(Collection entries)
start

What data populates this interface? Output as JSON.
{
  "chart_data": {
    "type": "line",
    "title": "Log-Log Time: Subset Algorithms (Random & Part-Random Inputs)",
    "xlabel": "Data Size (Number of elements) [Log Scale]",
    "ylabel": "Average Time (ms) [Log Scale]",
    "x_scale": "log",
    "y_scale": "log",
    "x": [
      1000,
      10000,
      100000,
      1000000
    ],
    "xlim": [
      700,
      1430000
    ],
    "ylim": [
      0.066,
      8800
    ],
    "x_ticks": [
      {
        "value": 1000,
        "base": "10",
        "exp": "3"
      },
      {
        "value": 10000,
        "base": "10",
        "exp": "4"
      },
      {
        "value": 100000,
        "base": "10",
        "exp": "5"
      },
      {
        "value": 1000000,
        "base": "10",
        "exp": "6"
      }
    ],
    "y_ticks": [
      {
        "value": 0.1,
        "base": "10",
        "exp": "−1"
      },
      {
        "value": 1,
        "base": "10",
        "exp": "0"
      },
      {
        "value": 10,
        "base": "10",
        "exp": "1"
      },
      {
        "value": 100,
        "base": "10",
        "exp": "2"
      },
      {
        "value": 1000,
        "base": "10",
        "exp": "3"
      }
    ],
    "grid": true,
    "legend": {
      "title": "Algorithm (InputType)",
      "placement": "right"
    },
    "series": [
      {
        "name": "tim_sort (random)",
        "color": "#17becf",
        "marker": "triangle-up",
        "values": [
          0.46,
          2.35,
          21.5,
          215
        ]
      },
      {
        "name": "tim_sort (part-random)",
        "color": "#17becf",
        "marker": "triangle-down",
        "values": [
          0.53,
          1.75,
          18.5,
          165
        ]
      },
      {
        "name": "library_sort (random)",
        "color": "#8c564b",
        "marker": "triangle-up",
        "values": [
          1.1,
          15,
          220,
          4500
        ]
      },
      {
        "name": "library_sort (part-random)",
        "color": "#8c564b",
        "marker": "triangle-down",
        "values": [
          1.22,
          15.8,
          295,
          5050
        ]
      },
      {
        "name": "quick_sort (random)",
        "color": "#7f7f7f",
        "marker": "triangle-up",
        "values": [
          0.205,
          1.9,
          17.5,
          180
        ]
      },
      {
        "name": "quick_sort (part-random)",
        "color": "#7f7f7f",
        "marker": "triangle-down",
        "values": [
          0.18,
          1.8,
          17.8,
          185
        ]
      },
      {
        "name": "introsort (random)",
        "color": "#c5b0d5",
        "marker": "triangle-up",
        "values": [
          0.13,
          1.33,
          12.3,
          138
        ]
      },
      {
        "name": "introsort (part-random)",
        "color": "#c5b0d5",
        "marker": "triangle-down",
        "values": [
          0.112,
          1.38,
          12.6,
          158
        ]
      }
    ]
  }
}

end

## TASK TO CARRY OUT
Examine the listing and say how many of its lines contain the string "name". Give the number alone.

## THE RESPONSE
8